- Problem details
Update the material below by replacing every "Ellipse shape" with "Oval shape" and keeping everything else the same. Leave the picture out of your answer.
======
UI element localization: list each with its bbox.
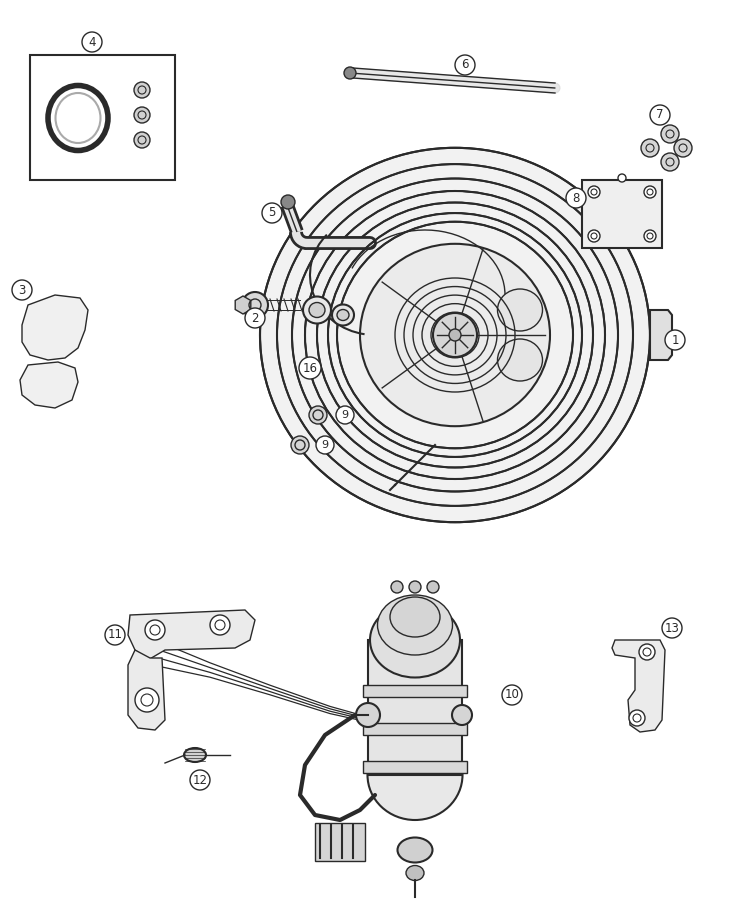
Text: 9: 9 <box>322 440 328 450</box>
Circle shape <box>629 710 645 726</box>
Text: 16: 16 <box>302 362 317 374</box>
Circle shape <box>449 329 461 341</box>
Ellipse shape <box>370 602 460 678</box>
Text: 10: 10 <box>505 688 519 701</box>
Circle shape <box>427 581 439 593</box>
Ellipse shape <box>377 595 453 655</box>
Ellipse shape <box>390 597 440 637</box>
Text: 8: 8 <box>572 192 579 204</box>
Circle shape <box>336 406 354 424</box>
Ellipse shape <box>337 310 349 320</box>
Circle shape <box>291 436 309 454</box>
Text: 7: 7 <box>657 109 664 122</box>
Polygon shape <box>612 640 665 732</box>
Polygon shape <box>650 310 672 360</box>
Circle shape <box>190 770 210 790</box>
Ellipse shape <box>332 304 354 326</box>
Circle shape <box>639 644 655 660</box>
Circle shape <box>662 618 682 638</box>
Circle shape <box>391 581 403 593</box>
Circle shape <box>316 436 334 454</box>
Circle shape <box>674 139 692 157</box>
Circle shape <box>210 615 230 635</box>
Text: 4: 4 <box>88 35 96 49</box>
Circle shape <box>135 688 159 712</box>
Bar <box>30 55 175 180</box>
Ellipse shape <box>497 339 542 381</box>
Circle shape <box>644 186 656 198</box>
Circle shape <box>566 188 586 208</box>
Circle shape <box>644 230 656 242</box>
Circle shape <box>665 330 685 350</box>
Circle shape <box>134 107 150 123</box>
Circle shape <box>588 230 600 242</box>
Circle shape <box>12 280 32 300</box>
Polygon shape <box>128 610 255 660</box>
Circle shape <box>618 174 626 182</box>
Circle shape <box>245 308 265 328</box>
Ellipse shape <box>184 748 206 762</box>
Circle shape <box>145 620 165 640</box>
Polygon shape <box>235 296 250 314</box>
Text: 5: 5 <box>268 206 276 220</box>
Ellipse shape <box>497 289 542 331</box>
Circle shape <box>356 703 380 727</box>
Circle shape <box>262 203 282 223</box>
Circle shape <box>299 357 321 379</box>
Bar <box>363 761 467 773</box>
Circle shape <box>452 705 472 725</box>
Polygon shape <box>20 362 78 408</box>
Ellipse shape <box>397 838 433 862</box>
Polygon shape <box>22 295 88 360</box>
Bar <box>363 685 467 697</box>
Ellipse shape <box>406 866 424 880</box>
Text: 1: 1 <box>671 334 679 346</box>
Circle shape <box>134 132 150 148</box>
Text: 6: 6 <box>461 58 469 71</box>
Circle shape <box>105 625 125 645</box>
Circle shape <box>134 82 150 98</box>
Bar <box>315 823 365 861</box>
Circle shape <box>82 32 102 52</box>
Bar <box>368 640 462 775</box>
Circle shape <box>588 186 600 198</box>
Circle shape <box>641 139 659 157</box>
Ellipse shape <box>303 296 331 323</box>
Text: 13: 13 <box>665 622 679 634</box>
Circle shape <box>650 105 670 125</box>
Polygon shape <box>128 650 165 730</box>
Ellipse shape <box>368 730 462 820</box>
Circle shape <box>344 67 356 79</box>
Bar <box>363 723 467 735</box>
Circle shape <box>502 685 522 705</box>
Circle shape <box>661 125 679 143</box>
Circle shape <box>455 55 475 75</box>
Ellipse shape <box>360 244 550 427</box>
Circle shape <box>242 292 268 318</box>
Circle shape <box>661 153 679 171</box>
Text: 9: 9 <box>342 410 348 420</box>
Circle shape <box>281 195 295 209</box>
Ellipse shape <box>260 148 650 522</box>
Bar <box>582 180 662 248</box>
Text: 12: 12 <box>193 773 207 787</box>
Circle shape <box>309 406 327 424</box>
Circle shape <box>409 581 421 593</box>
Text: 2: 2 <box>251 311 259 325</box>
Text: 3: 3 <box>19 284 26 296</box>
Text: 11: 11 <box>107 628 122 642</box>
Circle shape <box>433 313 477 357</box>
Ellipse shape <box>309 302 325 318</box>
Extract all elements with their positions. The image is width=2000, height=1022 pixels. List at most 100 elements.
======
- Result for this task
UI element localization: list each with its bbox.
Text: 9: 9 <box>322 440 328 450</box>
Circle shape <box>629 710 645 726</box>
Text: 16: 16 <box>302 362 317 374</box>
Circle shape <box>449 329 461 341</box>
Oval shape <box>370 602 460 678</box>
Text: 10: 10 <box>505 688 519 701</box>
Circle shape <box>427 581 439 593</box>
Oval shape <box>377 595 453 655</box>
Oval shape <box>390 597 440 637</box>
Text: 8: 8 <box>572 192 579 204</box>
Circle shape <box>336 406 354 424</box>
Oval shape <box>337 310 349 320</box>
Circle shape <box>291 436 309 454</box>
Text: 7: 7 <box>657 109 664 122</box>
Polygon shape <box>612 640 665 732</box>
Polygon shape <box>650 310 672 360</box>
Circle shape <box>190 770 210 790</box>
Oval shape <box>332 304 354 326</box>
Circle shape <box>639 644 655 660</box>
Circle shape <box>662 618 682 638</box>
Circle shape <box>391 581 403 593</box>
Circle shape <box>316 436 334 454</box>
Circle shape <box>674 139 692 157</box>
Circle shape <box>210 615 230 635</box>
Text: 4: 4 <box>88 35 96 49</box>
Circle shape <box>135 688 159 712</box>
Bar <box>30 55 175 180</box>
Oval shape <box>497 339 542 381</box>
Circle shape <box>644 186 656 198</box>
Circle shape <box>566 188 586 208</box>
Circle shape <box>644 230 656 242</box>
Circle shape <box>665 330 685 350</box>
Circle shape <box>134 107 150 123</box>
Circle shape <box>588 230 600 242</box>
Circle shape <box>12 280 32 300</box>
Polygon shape <box>128 610 255 660</box>
Circle shape <box>618 174 626 182</box>
Circle shape <box>245 308 265 328</box>
Oval shape <box>184 748 206 762</box>
Circle shape <box>145 620 165 640</box>
Polygon shape <box>235 296 250 314</box>
Text: 5: 5 <box>268 206 276 220</box>
Oval shape <box>497 289 542 331</box>
Circle shape <box>356 703 380 727</box>
Circle shape <box>262 203 282 223</box>
Circle shape <box>299 357 321 379</box>
Bar <box>363 761 467 773</box>
Circle shape <box>452 705 472 725</box>
Polygon shape <box>20 362 78 408</box>
Oval shape <box>397 838 433 862</box>
Polygon shape <box>22 295 88 360</box>
Bar <box>363 685 467 697</box>
Oval shape <box>406 866 424 880</box>
Text: 1: 1 <box>671 334 679 346</box>
Circle shape <box>134 132 150 148</box>
Text: 6: 6 <box>461 58 469 71</box>
Circle shape <box>105 625 125 645</box>
Circle shape <box>134 82 150 98</box>
Bar <box>315 823 365 861</box>
Circle shape <box>82 32 102 52</box>
Bar <box>368 640 462 775</box>
Circle shape <box>588 186 600 198</box>
Circle shape <box>641 139 659 157</box>
Oval shape <box>303 296 331 323</box>
Text: 13: 13 <box>665 622 679 634</box>
Circle shape <box>650 105 670 125</box>
Polygon shape <box>128 650 165 730</box>
Oval shape <box>368 730 462 820</box>
Circle shape <box>344 67 356 79</box>
Bar <box>363 723 467 735</box>
Circle shape <box>502 685 522 705</box>
Circle shape <box>661 125 679 143</box>
Circle shape <box>455 55 475 75</box>
Oval shape <box>360 244 550 427</box>
Circle shape <box>242 292 268 318</box>
Circle shape <box>661 153 679 171</box>
Text: 9: 9 <box>342 410 348 420</box>
Circle shape <box>281 195 295 209</box>
Oval shape <box>260 148 650 522</box>
Bar <box>582 180 662 248</box>
Text: 12: 12 <box>193 773 207 787</box>
Circle shape <box>309 406 327 424</box>
Circle shape <box>409 581 421 593</box>
Text: 2: 2 <box>251 311 259 325</box>
Text: 3: 3 <box>19 284 26 296</box>
Text: 11: 11 <box>107 628 122 642</box>
Circle shape <box>433 313 477 357</box>
Oval shape <box>309 302 325 318</box>
Extract all elements with their positions. The image is width=2000, height=1022 pixels. List at most 100 elements.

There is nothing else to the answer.